Source records:
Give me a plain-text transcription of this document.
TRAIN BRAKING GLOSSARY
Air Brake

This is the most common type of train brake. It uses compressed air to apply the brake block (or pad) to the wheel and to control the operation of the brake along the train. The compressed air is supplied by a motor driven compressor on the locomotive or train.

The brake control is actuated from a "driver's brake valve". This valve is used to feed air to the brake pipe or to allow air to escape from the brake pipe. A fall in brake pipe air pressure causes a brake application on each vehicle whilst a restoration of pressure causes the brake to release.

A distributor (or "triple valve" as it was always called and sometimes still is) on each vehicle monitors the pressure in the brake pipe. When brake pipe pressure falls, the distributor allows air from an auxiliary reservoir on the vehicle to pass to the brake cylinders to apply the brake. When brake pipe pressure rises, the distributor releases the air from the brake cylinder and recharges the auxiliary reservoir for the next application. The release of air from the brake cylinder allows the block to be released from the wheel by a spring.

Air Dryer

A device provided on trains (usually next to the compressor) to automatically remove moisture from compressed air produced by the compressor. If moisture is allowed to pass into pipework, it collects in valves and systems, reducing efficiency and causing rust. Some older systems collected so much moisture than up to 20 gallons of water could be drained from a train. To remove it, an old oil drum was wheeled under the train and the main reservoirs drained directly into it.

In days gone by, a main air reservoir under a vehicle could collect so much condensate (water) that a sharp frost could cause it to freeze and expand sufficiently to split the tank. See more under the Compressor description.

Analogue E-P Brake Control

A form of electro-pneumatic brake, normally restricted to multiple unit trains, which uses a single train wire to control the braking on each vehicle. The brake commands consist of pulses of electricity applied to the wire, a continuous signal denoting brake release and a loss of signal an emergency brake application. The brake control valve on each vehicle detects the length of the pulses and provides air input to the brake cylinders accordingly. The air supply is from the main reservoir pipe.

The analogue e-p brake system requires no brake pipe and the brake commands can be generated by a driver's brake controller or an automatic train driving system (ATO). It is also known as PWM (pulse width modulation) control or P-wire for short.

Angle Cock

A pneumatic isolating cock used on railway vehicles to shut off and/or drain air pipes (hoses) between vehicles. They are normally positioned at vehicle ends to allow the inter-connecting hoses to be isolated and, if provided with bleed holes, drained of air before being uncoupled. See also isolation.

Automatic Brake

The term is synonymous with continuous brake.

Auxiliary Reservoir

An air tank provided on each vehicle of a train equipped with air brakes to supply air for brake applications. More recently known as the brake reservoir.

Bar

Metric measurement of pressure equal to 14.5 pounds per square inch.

What the task requires:
Locate all lines holding the word "with", then copy them out.

Written reply:
A pneumatic isolating cock used on railway vehicles to shut off and/or drain air pipes (hoses) between vehicles. They are normally positioned at vehicle ends to allow the inter-connecting hoses to be isolated and, if provided with bleed holes, drained of air before being uncoupled. See also isolation.
The term is synonymous with continuous brake.
An air tank provided on each vehicle of a train equipped with air brakes to supply air for brake applications. More recently known as the brake reservoir.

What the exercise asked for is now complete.